## EXERCISE BRIEF
Filter the listing and keep only the lines with the word "text".

## DATA SUPPLIED
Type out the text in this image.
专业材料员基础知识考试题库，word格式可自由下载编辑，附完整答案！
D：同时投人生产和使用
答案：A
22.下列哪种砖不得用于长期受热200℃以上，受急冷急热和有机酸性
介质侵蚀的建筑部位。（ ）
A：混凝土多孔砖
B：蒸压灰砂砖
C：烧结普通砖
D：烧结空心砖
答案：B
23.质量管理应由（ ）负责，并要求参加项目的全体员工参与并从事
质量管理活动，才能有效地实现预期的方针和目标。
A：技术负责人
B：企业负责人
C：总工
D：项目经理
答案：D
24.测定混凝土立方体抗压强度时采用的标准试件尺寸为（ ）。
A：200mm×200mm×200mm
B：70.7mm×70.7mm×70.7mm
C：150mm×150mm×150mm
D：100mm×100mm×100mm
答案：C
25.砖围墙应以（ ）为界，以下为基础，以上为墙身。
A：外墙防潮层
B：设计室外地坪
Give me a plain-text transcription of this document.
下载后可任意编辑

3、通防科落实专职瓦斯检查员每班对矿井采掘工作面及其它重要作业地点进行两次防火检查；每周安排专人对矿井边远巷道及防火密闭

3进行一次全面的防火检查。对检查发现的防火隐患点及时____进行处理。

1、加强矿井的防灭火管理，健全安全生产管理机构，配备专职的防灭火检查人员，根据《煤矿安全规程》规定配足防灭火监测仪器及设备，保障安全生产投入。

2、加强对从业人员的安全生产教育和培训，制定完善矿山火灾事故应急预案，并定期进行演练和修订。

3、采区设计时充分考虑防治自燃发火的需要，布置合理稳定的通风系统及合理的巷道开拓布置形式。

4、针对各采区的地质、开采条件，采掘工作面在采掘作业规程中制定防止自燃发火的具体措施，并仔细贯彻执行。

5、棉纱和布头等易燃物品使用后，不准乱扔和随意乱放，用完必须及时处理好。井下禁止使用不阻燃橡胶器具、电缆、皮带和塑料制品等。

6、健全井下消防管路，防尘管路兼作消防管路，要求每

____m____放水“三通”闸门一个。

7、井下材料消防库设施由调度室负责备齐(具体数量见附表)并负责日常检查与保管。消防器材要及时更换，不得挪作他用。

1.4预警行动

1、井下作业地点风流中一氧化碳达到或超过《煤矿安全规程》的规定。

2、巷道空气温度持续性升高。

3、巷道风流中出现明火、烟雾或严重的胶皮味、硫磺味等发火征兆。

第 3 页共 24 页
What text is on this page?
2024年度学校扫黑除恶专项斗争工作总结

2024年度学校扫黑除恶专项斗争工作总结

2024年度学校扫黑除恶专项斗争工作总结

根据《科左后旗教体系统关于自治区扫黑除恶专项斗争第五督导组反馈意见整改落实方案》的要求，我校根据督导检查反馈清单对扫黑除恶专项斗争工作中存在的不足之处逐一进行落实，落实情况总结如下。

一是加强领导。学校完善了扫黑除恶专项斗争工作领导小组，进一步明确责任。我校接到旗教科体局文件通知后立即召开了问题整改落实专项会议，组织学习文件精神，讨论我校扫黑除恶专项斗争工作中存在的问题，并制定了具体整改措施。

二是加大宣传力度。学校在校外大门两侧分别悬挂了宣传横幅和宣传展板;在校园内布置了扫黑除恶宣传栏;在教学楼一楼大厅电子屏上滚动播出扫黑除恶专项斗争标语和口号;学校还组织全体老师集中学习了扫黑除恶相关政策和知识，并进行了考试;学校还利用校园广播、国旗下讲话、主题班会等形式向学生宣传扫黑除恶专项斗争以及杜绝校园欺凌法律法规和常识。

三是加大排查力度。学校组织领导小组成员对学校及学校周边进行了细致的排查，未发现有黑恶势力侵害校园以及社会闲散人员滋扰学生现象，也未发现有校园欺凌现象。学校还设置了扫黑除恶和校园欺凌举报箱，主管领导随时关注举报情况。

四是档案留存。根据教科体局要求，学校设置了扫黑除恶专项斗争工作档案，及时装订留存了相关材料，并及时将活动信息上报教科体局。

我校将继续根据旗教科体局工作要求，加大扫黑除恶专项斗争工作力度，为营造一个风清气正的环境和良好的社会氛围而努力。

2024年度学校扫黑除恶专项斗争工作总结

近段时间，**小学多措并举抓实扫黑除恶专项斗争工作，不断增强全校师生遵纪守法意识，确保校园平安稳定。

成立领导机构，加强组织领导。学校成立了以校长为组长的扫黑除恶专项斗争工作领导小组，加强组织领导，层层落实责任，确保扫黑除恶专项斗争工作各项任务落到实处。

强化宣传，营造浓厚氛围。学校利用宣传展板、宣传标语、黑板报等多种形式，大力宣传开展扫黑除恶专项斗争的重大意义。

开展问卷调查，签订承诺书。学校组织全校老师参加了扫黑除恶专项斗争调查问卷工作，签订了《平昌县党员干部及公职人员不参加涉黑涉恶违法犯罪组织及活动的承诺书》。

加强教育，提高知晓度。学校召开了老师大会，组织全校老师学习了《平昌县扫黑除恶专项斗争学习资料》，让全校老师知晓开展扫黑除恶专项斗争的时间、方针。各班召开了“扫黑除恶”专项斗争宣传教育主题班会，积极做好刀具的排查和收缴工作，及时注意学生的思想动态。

## ANSWER FOR THE TASK
Type out the text in this image.
Give me a plain-text transcription of this document.
What text is on this page?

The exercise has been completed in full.